» Work to do:
Please pull out every line that includes the string "ylabel".

» Dataset content:
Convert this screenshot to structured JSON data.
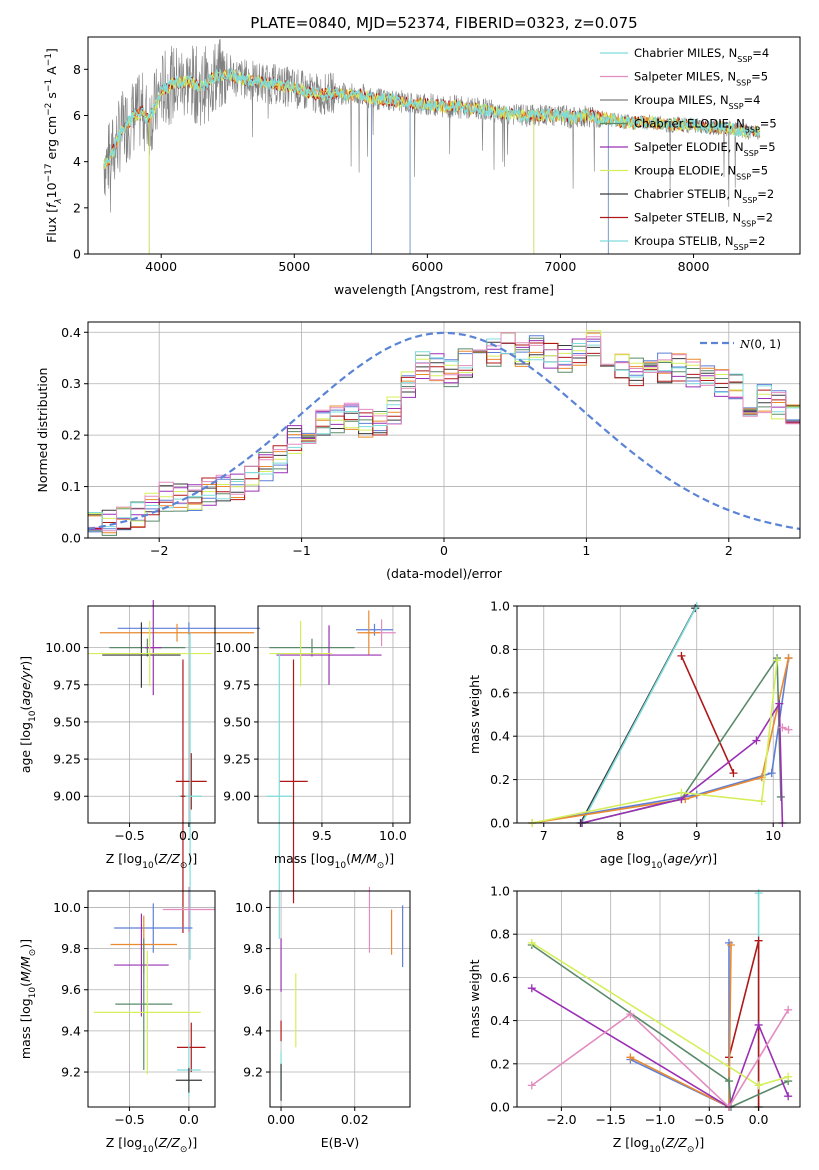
{
  "title": "PLATE=0840, MJD=52374, FIBERID=0323, z=0.075",
  "colors": {
    "Chabrier MILES": "#5e7fd8",
    "Salpeter MILES": "#e98a2f",
    "Kroupa MILES": "#5a8a6a",
    "Chabrier ELODIE": "#3a3a3a",
    "Salpeter ELODIE": "#9b30b5",
    "Kroupa ELODIE": "#d4ef5a",
    "Chabrier STELIB": "#666666",
    "Salpeter STELIB": "#b01818",
    "Kroupa STELIB": "#7fdcdc",
    "data": "#808080",
    "pinkish": "#e38cc0",
    "gauss": "#5b84d6"
  },
  "chart_data": [
    {
      "type": "line",
      "name": "spectrum",
      "xlabel": "wavelength [Angstrom, rest frame]",
      "ylabel": "Flux [f_λ 10^-17 erg cm^-2 s^-1 A^-1]",
      "xlim": [
        3450,
        8800
      ],
      "ylim": [
        0,
        9.4
      ],
      "xticks": [
        4000,
        5000,
        6000,
        7000,
        8000
      ],
      "yticks": [
        0,
        2,
        4,
        6,
        8
      ],
      "legend_position": "upper right",
      "legend": [
        {
          "label": "Chabrier MILES, N",
          "sub": "SSP",
          "suffix": "=4",
          "color": "#7fdcdc"
        },
        {
          "label": "Salpeter MILES, N",
          "sub": "SSP",
          "suffix": "=5",
          "color": "#e38cc0"
        },
        {
          "label": "Kroupa MILES, N",
          "sub": "SSP",
          "suffix": "=4",
          "color": "#808080"
        },
        {
          "label": "Chabrier ELODIE, N",
          "sub": "SSP",
          "suffix": "=5",
          "color": "#5a8a6a"
        },
        {
          "label": "Salpeter ELODIE, N",
          "sub": "SSP",
          "suffix": "=5",
          "color": "#9b30b5"
        },
        {
          "label": "Kroupa ELODIE, N",
          "sub": "SSP",
          "suffix": "=5",
          "color": "#d4ef5a"
        },
        {
          "label": "Chabrier STELIB, N",
          "sub": "SSP",
          "suffix": "=2",
          "color": "#3a3a3a"
        },
        {
          "label": "Salpeter STELIB, N",
          "sub": "SSP",
          "suffix": "=2",
          "color": "#b01818"
        },
        {
          "label": "Kroupa STELIB, N",
          "sub": "SSP",
          "suffix": "=2",
          "color": "#7fdcdc"
        }
      ],
      "model_continuum": [
        [
          3570,
          3.9
        ],
        [
          3620,
          4.2
        ],
        [
          3700,
          5.3
        ],
        [
          3780,
          5.9
        ],
        [
          3860,
          6.2
        ],
        [
          3900,
          5.8
        ],
        [
          3960,
          6.4
        ],
        [
          4000,
          7.1
        ],
        [
          4100,
          7.4
        ],
        [
          4200,
          7.5
        ],
        [
          4300,
          7.2
        ],
        [
          4400,
          7.7
        ],
        [
          4500,
          7.8
        ],
        [
          4600,
          7.6
        ],
        [
          4700,
          7.5
        ],
        [
          4800,
          7.4
        ],
        [
          4900,
          7.3
        ],
        [
          5000,
          7.2
        ],
        [
          5100,
          7.0
        ],
        [
          5200,
          6.9
        ],
        [
          5300,
          7.0
        ],
        [
          5400,
          6.9
        ],
        [
          5500,
          6.9
        ],
        [
          5600,
          6.7
        ],
        [
          5700,
          6.7
        ],
        [
          5800,
          6.6
        ],
        [
          5900,
          6.5
        ],
        [
          6000,
          6.5
        ],
        [
          6100,
          6.4
        ],
        [
          6200,
          6.4
        ],
        [
          6300,
          6.3
        ],
        [
          6400,
          6.3
        ],
        [
          6500,
          6.2
        ],
        [
          6600,
          6.1
        ],
        [
          6700,
          6.0
        ],
        [
          6800,
          6.0
        ],
        [
          6900,
          6.0
        ],
        [
          7000,
          6.0
        ],
        [
          7100,
          5.9
        ],
        [
          7200,
          6.0
        ],
        [
          7300,
          5.9
        ],
        [
          7400,
          5.8
        ],
        [
          7500,
          5.7
        ],
        [
          7600,
          5.7
        ],
        [
          7700,
          5.7
        ],
        [
          7800,
          5.6
        ],
        [
          7900,
          5.6
        ],
        [
          8000,
          5.6
        ],
        [
          8100,
          5.5
        ],
        [
          8200,
          5.5
        ],
        [
          8300,
          5.4
        ],
        [
          8400,
          5.3
        ],
        [
          8500,
          5.3
        ]
      ]
    },
    {
      "type": "line",
      "name": "residual-histogram",
      "xlabel": "(data-model)/error",
      "ylabel": "Normed distribution",
      "xlim": [
        -2.5,
        2.5
      ],
      "ylim": [
        0,
        0.42
      ],
      "xticks": [
        -2,
        -1,
        0,
        1,
        2
      ],
      "yticks": [
        0.0,
        0.1,
        0.2,
        0.3,
        0.4
      ],
      "grid": true,
      "legend_position": "upper right",
      "legend": [
        {
          "label": "N(0,1)"
        }
      ],
      "bin_width": 0.1,
      "histogram_range": [
        -2.5,
        2.5
      ],
      "histogram_values": [
        0.03,
        0.03,
        0.04,
        0.05,
        0.06,
        0.08,
        0.08,
        0.08,
        0.09,
        0.1,
        0.1,
        0.12,
        0.14,
        0.15,
        0.19,
        0.2,
        0.22,
        0.23,
        0.24,
        0.22,
        0.22,
        0.25,
        0.3,
        0.34,
        0.33,
        0.32,
        0.34,
        0.36,
        0.36,
        0.37,
        0.36,
        0.37,
        0.36,
        0.35,
        0.36,
        0.38,
        0.35,
        0.33,
        0.32,
        0.33,
        0.33,
        0.33,
        0.32,
        0.32,
        0.3,
        0.29,
        0.26,
        0.27,
        0.26,
        0.24
      ]
    },
    {
      "type": "scatter",
      "name": "age-vs-Z",
      "xlabel": "Z [log10(Z/Z⊙)]",
      "ylabel": "age  [log10(age/yr)]",
      "xlim": [
        -0.85,
        0.22
      ],
      "ylim": [
        8.82,
        10.28
      ],
      "xticks": [
        -0.5,
        0.0
      ],
      "yticks": [
        9.0,
        9.25,
        9.5,
        9.75,
        10.0
      ],
      "points": [
        {
          "x": 0.0,
          "y": 10.13,
          "xerr": 0.6,
          "yerr": 0.04,
          "color": "#5e7fd8"
        },
        {
          "x": -0.1,
          "y": 10.1,
          "xerr": 0.65,
          "yerr": 0.06,
          "color": "#e98a2f"
        },
        {
          "x": -0.35,
          "y": 10.0,
          "xerr": 0.32,
          "yerr": 0.06,
          "color": "#5a8a6a"
        },
        {
          "x": -0.4,
          "y": 9.95,
          "xerr": 0.33,
          "yerr": 0.22,
          "color": "#3a3a3a"
        },
        {
          "x": -0.3,
          "y": 10.0,
          "xerr": 0.07,
          "yerr": 0.32,
          "color": "#9b30b5"
        },
        {
          "x": -0.33,
          "y": 9.96,
          "xerr": 0.52,
          "yerr": 0.22,
          "color": "#d4ef5a"
        },
        {
          "x": 0.02,
          "y": 9.1,
          "xerr": 0.13,
          "yerr": 0.19,
          "color": "#b01818"
        },
        {
          "x": 0.01,
          "y": 9.0,
          "xerr": 0.1,
          "yerr": 1.1,
          "color": "#7fdcdc"
        },
        {
          "x": -0.05,
          "y": 9.0,
          "xerr": 0.02,
          "yerr": 0.92,
          "color": "#b01818"
        }
      ]
    },
    {
      "type": "scatter",
      "name": "age-vs-mass",
      "xlabel": "mass [log10(M/M⊙)]",
      "ylabel": "",
      "xlim": [
        9.05,
        10.12
      ],
      "ylim": [
        8.82,
        10.28
      ],
      "xticks": [
        9.5,
        10.0
      ],
      "yticks": [
        9.0,
        9.25,
        9.5,
        9.75,
        10.0
      ],
      "points": [
        {
          "x": 9.87,
          "y": 10.12,
          "xerr": 0.13,
          "yerr": 0.04,
          "color": "#5e7fd8"
        },
        {
          "x": 9.92,
          "y": 10.1,
          "xerr": 0.1,
          "yerr": 0.09,
          "color": "#e38cc0"
        },
        {
          "x": 9.83,
          "y": 10.1,
          "xerr": 0.08,
          "yerr": 0.15,
          "color": "#e98a2f"
        },
        {
          "x": 9.43,
          "y": 10.0,
          "xerr": 0.3,
          "yerr": 0.06,
          "color": "#5a8a6a"
        },
        {
          "x": 9.55,
          "y": 9.95,
          "xerr": 0.37,
          "yerr": 0.2,
          "color": "#9b30b5"
        },
        {
          "x": 9.35,
          "y": 9.96,
          "xerr": 0.22,
          "yerr": 0.22,
          "color": "#d4ef5a"
        },
        {
          "x": 9.3,
          "y": 9.1,
          "xerr": 0.1,
          "yerr": 0.82,
          "color": "#b01818"
        },
        {
          "x": 9.2,
          "y": 9.0,
          "xerr": 0.09,
          "yerr": 0.96,
          "color": "#7fdcdc"
        }
      ]
    },
    {
      "type": "line",
      "name": "weight-vs-age",
      "xlabel": "age  [log10(age/yr)]",
      "ylabel": "mass weight",
      "xlim": [
        6.65,
        10.35
      ],
      "ylim": [
        0,
        1.0
      ],
      "xticks": [
        7,
        8,
        9,
        10
      ],
      "yticks": [
        0.0,
        0.2,
        0.4,
        0.6,
        0.8,
        1.0
      ],
      "grid": true,
      "series": [
        {
          "color": "#3a3a3a",
          "points": [
            [
              7.48,
              0.0
            ],
            [
              8.98,
              0.99
            ]
          ]
        },
        {
          "color": "#7fdcdc",
          "points": [
            [
              7.5,
              0.0
            ],
            [
              9.0,
              1.0
            ]
          ]
        },
        {
          "color": "#b01818",
          "points": [
            [
              8.8,
              0.77
            ],
            [
              9.48,
              0.23
            ]
          ]
        },
        {
          "color": "#5e7fd8",
          "points": [
            [
              6.85,
              0.0
            ],
            [
              9.0,
              0.13
            ],
            [
              9.98,
              0.23
            ],
            [
              10.2,
              0.76
            ]
          ]
        },
        {
          "color": "#e98a2f",
          "points": [
            [
              6.85,
              0.0
            ],
            [
              8.85,
              0.11
            ],
            [
              9.85,
              0.21
            ],
            [
              10.2,
              0.76
            ]
          ]
        },
        {
          "color": "#5a8a6a",
          "points": [
            [
              7.5,
              0.0
            ],
            [
              8.8,
              0.11
            ],
            [
              10.05,
              0.76
            ],
            [
              10.1,
              0.12
            ]
          ]
        },
        {
          "color": "#9b30b5",
          "points": [
            [
              7.5,
              0.0
            ],
            [
              8.8,
              0.11
            ],
            [
              9.78,
              0.38
            ],
            [
              10.08,
              0.55
            ],
            [
              10.12,
              0.0
            ]
          ]
        },
        {
          "color": "#d4ef5a",
          "points": [
            [
              6.85,
              0.0
            ],
            [
              8.8,
              0.14
            ],
            [
              9.85,
              0.1
            ],
            [
              10.05,
              0.75
            ]
          ]
        },
        {
          "color": "#e38cc0",
          "points": [
            [
              10.12,
              0.44
            ],
            [
              10.2,
              0.43
            ]
          ]
        }
      ]
    },
    {
      "type": "scatter",
      "name": "mass-vs-Z",
      "xlabel": "Z [log10(Z/Z⊙)]",
      "ylabel": "mass [log10(M/M⊙)]",
      "xlim": [
        -0.85,
        0.22
      ],
      "ylim": [
        9.03,
        10.08
      ],
      "xticks": [
        -0.5,
        0.0
      ],
      "yticks": [
        9.2,
        9.4,
        9.6,
        9.8,
        10.0
      ],
      "points": [
        {
          "x": 0.0,
          "y": 9.99,
          "xerr": 0.22,
          "yerr": 0.11,
          "color": "#e38cc0"
        },
        {
          "x": -0.3,
          "y": 9.9,
          "xerr": 0.33,
          "yerr": 0.12,
          "color": "#5e7fd8"
        },
        {
          "x": -0.38,
          "y": 9.82,
          "xerr": 0.28,
          "yerr": 0.14,
          "color": "#e98a2f"
        },
        {
          "x": -0.4,
          "y": 9.72,
          "xerr": 0.23,
          "yerr": 0.25,
          "color": "#9b30b5"
        },
        {
          "x": -0.38,
          "y": 9.53,
          "xerr": 0.24,
          "yerr": 0.32,
          "color": "#5a8a6a"
        },
        {
          "x": -0.35,
          "y": 9.49,
          "xerr": 0.45,
          "yerr": 0.3,
          "color": "#d4ef5a"
        },
        {
          "x": 0.02,
          "y": 9.32,
          "xerr": 0.12,
          "yerr": 0.12,
          "color": "#b01818"
        },
        {
          "x": 0.0,
          "y": 9.21,
          "xerr": 0.1,
          "yerr": 0.13,
          "color": "#7fdcdc"
        },
        {
          "x": 0.0,
          "y": 9.16,
          "xerr": 0.11,
          "yerr": 0.06,
          "color": "#3a3a3a"
        }
      ]
    },
    {
      "type": "scatter",
      "name": "mass-vs-EBV",
      "xlabel": "E(B-V)",
      "ylabel": "",
      "xlim": [
        -0.003,
        0.035
      ],
      "ylim": [
        9.03,
        10.08
      ],
      "xticks": [
        0.0,
        0.02
      ],
      "yticks": [
        9.2,
        9.4,
        9.6,
        9.8,
        10.0
      ],
      "points": [
        {
          "x": 0.0,
          "y": 9.72,
          "yerr": 0.13,
          "color": "#9b30b5"
        },
        {
          "x": 0.0,
          "y": 9.4,
          "yerr": 0.05,
          "color": "#b01818"
        },
        {
          "x": 0.0,
          "y": 9.2,
          "yerr": 0.1,
          "color": "#7fdcdc"
        },
        {
          "x": 0.0,
          "y": 9.15,
          "yerr": 0.09,
          "color": "#3a3a3a"
        },
        {
          "x": 0.004,
          "y": 9.5,
          "yerr": 0.18,
          "color": "#d4ef5a"
        },
        {
          "x": 0.024,
          "y": 9.94,
          "yerr": 0.16,
          "color": "#e38cc0"
        },
        {
          "x": 0.03,
          "y": 9.88,
          "yerr": 0.11,
          "color": "#e98a2f"
        },
        {
          "x": 0.033,
          "y": 9.86,
          "yerr": 0.15,
          "color": "#5e7fd8"
        }
      ]
    },
    {
      "type": "line",
      "name": "weight-vs-Z",
      "xlabel": "Z [log10(Z/Z⊙)]",
      "ylabel": "mass weight",
      "xlim": [
        -2.45,
        0.42
      ],
      "ylim": [
        0,
        1.0
      ],
      "xticks": [
        -2.0,
        -1.5,
        -1.0,
        -0.5,
        0.0
      ],
      "yticks": [
        0.0,
        0.2,
        0.4,
        0.6,
        0.8,
        1.0
      ],
      "grid": true,
      "series": [
        {
          "color": "#7fdcdc",
          "points": [
            [
              0.0,
              0.0
            ],
            [
              0.0,
              0.99
            ]
          ]
        },
        {
          "color": "#b01818",
          "points": [
            [
              -0.3,
              0.23
            ],
            [
              0.0,
              0.77
            ],
            [
              -0.0,
              0.0
            ]
          ]
        },
        {
          "color": "#5e7fd8",
          "points": [
            [
              -1.3,
              0.22
            ],
            [
              -0.3,
              0.0
            ],
            [
              -0.3,
              0.76
            ]
          ]
        },
        {
          "color": "#e98a2f",
          "points": [
            [
              -1.3,
              0.23
            ],
            [
              -0.3,
              0.0
            ],
            [
              -0.28,
              0.75
            ]
          ]
        },
        {
          "color": "#5a8a6a",
          "points": [
            [
              -2.3,
              0.75
            ],
            [
              -0.3,
              0.12
            ],
            [
              -0.28,
              0.0
            ],
            [
              0.3,
              0.12
            ]
          ]
        },
        {
          "color": "#9b30b5",
          "points": [
            [
              -2.3,
              0.55
            ],
            [
              -0.3,
              0.0
            ],
            [
              0.0,
              0.38
            ],
            [
              0.3,
              0.05
            ]
          ]
        },
        {
          "color": "#d4ef5a",
          "points": [
            [
              -2.3,
              0.76
            ],
            [
              0.0,
              0.1
            ],
            [
              0.3,
              0.14
            ]
          ]
        },
        {
          "color": "#e38cc0",
          "points": [
            [
              -2.3,
              0.1
            ],
            [
              -1.3,
              0.43
            ],
            [
              -0.3,
              0.0
            ],
            [
              0.3,
              0.45
            ]
          ]
        }
      ]
    }
  ]
}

» Result for this exercise:
      "ylabel": "Flux [f_λ 10^-17 erg cm^-2 s^-1 A^-1]",
      "ylabel": "Normed distribution",
      "ylabel": "age  [log10(age/yr)]",
      "ylabel": "",
      "ylabel": "mass weight",
      "ylabel": "mass [log10(M/M⊙)]",
      "ylabel": "",
      "ylabel": "mass weight",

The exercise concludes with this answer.